Set all the material down again unchanged, without the pictures.

— start Task data —

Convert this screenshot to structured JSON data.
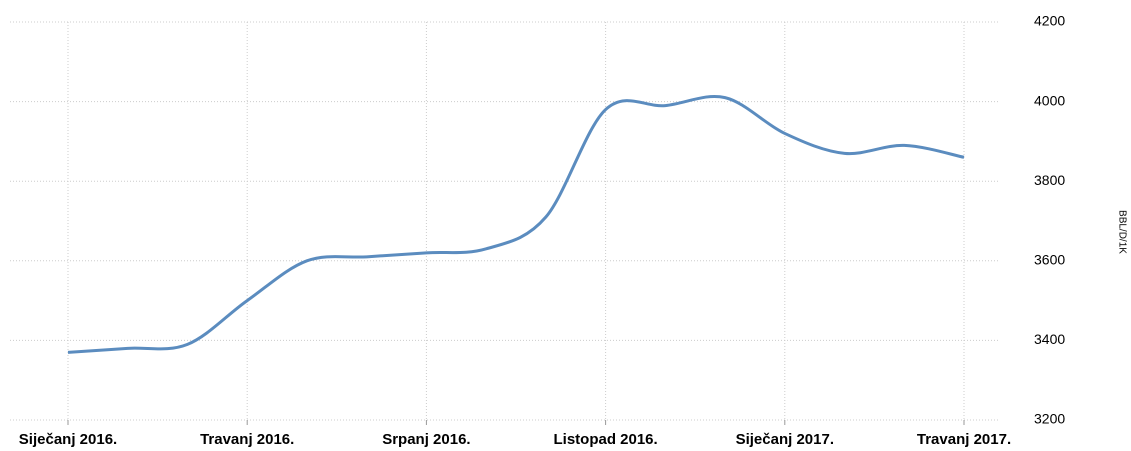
{
  "chart_data": {
    "type": "line",
    "y_label": "BBL/D/1K",
    "categories": [
      "Siječanj 2016.",
      null,
      null,
      "Travanj 2016.",
      null,
      null,
      "Srpanj 2016.",
      null,
      null,
      "Listopad 2016.",
      null,
      null,
      "Siječanj 2017.",
      null,
      null,
      "Travanj 2017."
    ],
    "series": [
      {
        "color": "#5b8cbf",
        "values": [
          3370,
          3380,
          3390,
          3500,
          3600,
          3610,
          3620,
          3630,
          3710,
          3980,
          3990,
          4010,
          3920,
          3870,
          3890,
          3860
        ]
      }
    ],
    "ylim": [
      3200,
      4200
    ],
    "yticks": [
      3200,
      3400,
      3600,
      3800,
      4000,
      4200
    ],
    "grid": true
  }
}
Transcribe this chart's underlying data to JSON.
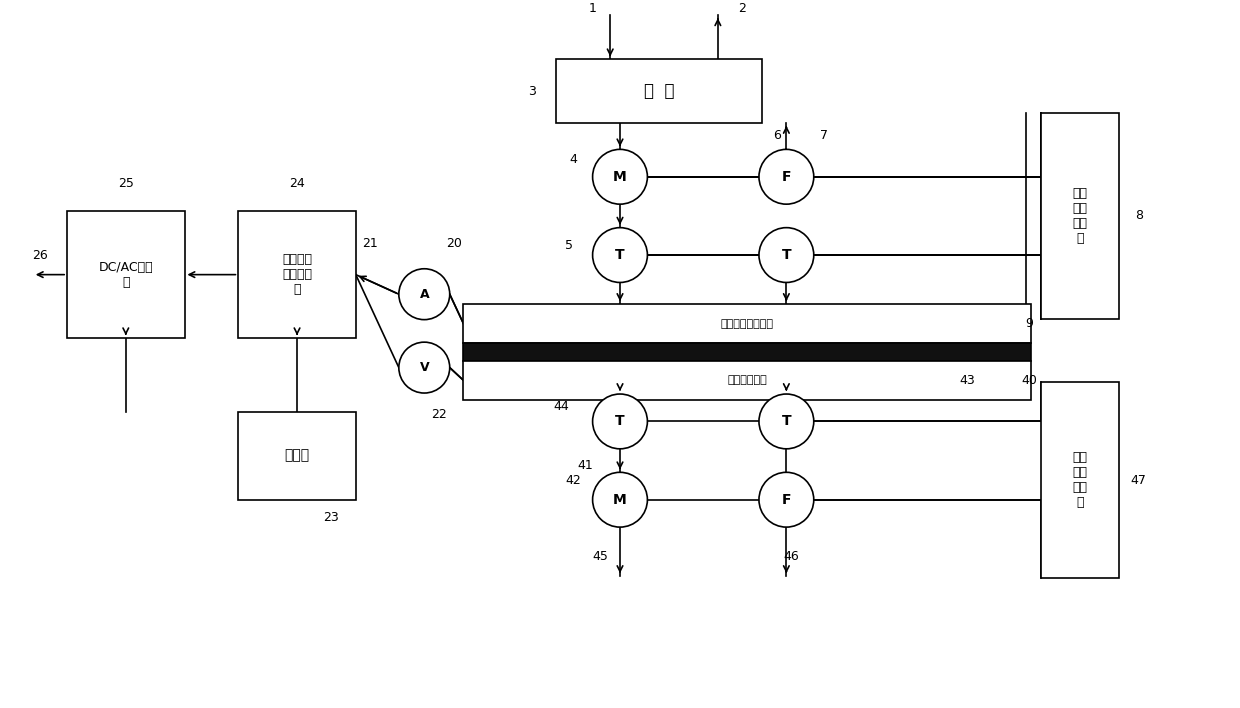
{
  "bg_color": "#ffffff",
  "lc": "#000000",
  "lw": 1.2,
  "figsize": [
    12.4,
    7.08
  ],
  "dpi": 100,
  "labels": {
    "oil_tank": "油  箱",
    "pump_ctrl": "油泵\n节能\n控制\n器",
    "water_ctrl": "水泵\n节能\n控制\n器",
    "mppt": "最大功率\n跟踪控制\n器",
    "dcac": "DC/AC变换\n器",
    "battery": "蓄电池",
    "hot_plate": "高温导热油换热板",
    "cold_plate": "低温水换热板"
  }
}
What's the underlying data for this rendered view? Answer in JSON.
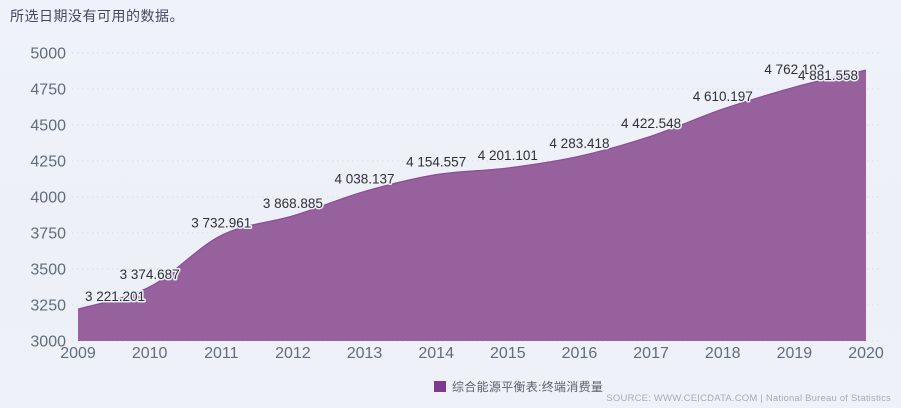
{
  "message": "所选日期没有可用的数据。",
  "legend": {
    "label": "综合能源平衡表:终端消费量"
  },
  "source": "SOURCE: WWW.CEICDATA.COM | National Bureau of Statistics",
  "colors": {
    "background": "#edf0f7",
    "area_fill": "#97619e",
    "area_stroke": "#8b4f95",
    "legend_swatch": "#7e3a8e",
    "grid_line": "#d9dde6",
    "axis_text": "#616c7c",
    "value_label_text": "#2f2f36",
    "message_text": "#45485f",
    "source_text": "#a6abb6"
  },
  "chart_data": {
    "type": "area",
    "title": "",
    "xlabel": "",
    "ylabel": "",
    "categories": [
      "2009",
      "2010",
      "2011",
      "2012",
      "2013",
      "2014",
      "2015",
      "2016",
      "2017",
      "2018",
      "2019",
      "2020"
    ],
    "series": [
      {
        "name": "综合能源平衡表:终端消费量",
        "values": [
          3221.201,
          3374.687,
          3732.961,
          3868.885,
          4038.137,
          4154.557,
          4201.101,
          4283.418,
          4422.548,
          4610.197,
          4762.193,
          4881.558
        ]
      }
    ],
    "value_labels": [
      "3 221.201",
      "3 374.687",
      "3 732.961",
      "3 868.885",
      "4 038.137",
      "4 154.557",
      "4 201.101",
      "4 283.418",
      "4 422.548",
      "4 610.197",
      "4 762.193",
      "4 881.558"
    ],
    "ylim": [
      3000,
      5000
    ],
    "yticks": [
      3000,
      3250,
      3500,
      3750,
      4000,
      4250,
      4500,
      4750,
      5000
    ],
    "grid": "horizontal-dashed",
    "legend_position": "bottom-center"
  }
}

— end Task data —

*Solution to the exercise*:
Convert this screenshot to structured JSON data.
{
  "chart_data": {
    "type": "line",
    "y_label": "BBL/D/1K",
    "categories": [
      "Siječanj 2016.",
      null,
      null,
      "Travanj 2016.",
      null,
      null,
      "Srpanj 2016.",
      null,
      null,
      "Listopad 2016.",
      null,
      null,
      "Siječanj 2017.",
      null,
      null,
      "Travanj 2017."
    ],
    "series": [
      {
        "color": "#5b8cbf",
        "values": [
          3370,
          3380,
          3390,
          3500,
          3600,
          3610,
          3620,
          3630,
          3710,
          3980,
          3990,
          4010,
          3920,
          3870,
          3890,
          3860
        ]
      }
    ],
    "ylim": [
      3200,
      4200
    ],
    "yticks": [
      3200,
      3400,
      3600,
      3800,
      4000,
      4200
    ],
    "grid": true
  }
}
Transcribe this chart's underlying data to JSON.
{
  "bg_color": "#ffffff",
  "lc": "#000000",
  "lw": 1.2,
  "figsize": [
    12.4,
    7.08
  ],
  "dpi": 100,
  "labels": {
    "oil_tank": "油  箱",
    "pump_ctrl": "油泵\n节能\n控制\n器",
    "water_ctrl": "水泵\n节能\n控制\n器",
    "mppt": "最大功率\n跟踪控制\n器",
    "dcac": "DC/AC变换\n器",
    "battery": "蓄电池",
    "hot_plate": "高温导热油换热板",
    "cold_plate": "低温水换热板"
  }
}
What's the underlying data for this rendered view? Answer in JSON.
{
  "message": "所选日期没有可用的数据。",
  "legend": {
    "label": "综合能源平衡表:终端消费量"
  },
  "source": "SOURCE: WWW.CEICDATA.COM | National Bureau of Statistics",
  "colors": {
    "background": "#edf0f7",
    "area_fill": "#97619e",
    "area_stroke": "#8b4f95",
    "legend_swatch": "#7e3a8e",
    "grid_line": "#d9dde6",
    "axis_text": "#616c7c",
    "value_label_text": "#2f2f36",
    "message_text": "#45485f",
    "source_text": "#a6abb6"
  },
  "chart_data": {
    "type": "area",
    "title": "",
    "xlabel": "",
    "ylabel": "",
    "categories": [
      "2009",
      "2010",
      "2011",
      "2012",
      "2013",
      "2014",
      "2015",
      "2016",
      "2017",
      "2018",
      "2019",
      "2020"
    ],
    "series": [
      {
        "name": "综合能源平衡表:终端消费量",
        "values": [
          3221.201,
          3374.687,
          3732.961,
          3868.885,
          4038.137,
          4154.557,
          4201.101,
          4283.418,
          4422.548,
          4610.197,
          4762.193,
          4881.558
        ]
      }
    ],
    "value_labels": [
      "3 221.201",
      "3 374.687",
      "3 732.961",
      "3 868.885",
      "4 038.137",
      "4 154.557",
      "4 201.101",
      "4 283.418",
      "4 422.548",
      "4 610.197",
      "4 762.193",
      "4 881.558"
    ],
    "ylim": [
      3000,
      5000
    ],
    "yticks": [
      3000,
      3250,
      3500,
      3750,
      4000,
      4250,
      4500,
      4750,
      5000
    ],
    "grid": "horizontal-dashed",
    "legend_position": "bottom-center"
  }
}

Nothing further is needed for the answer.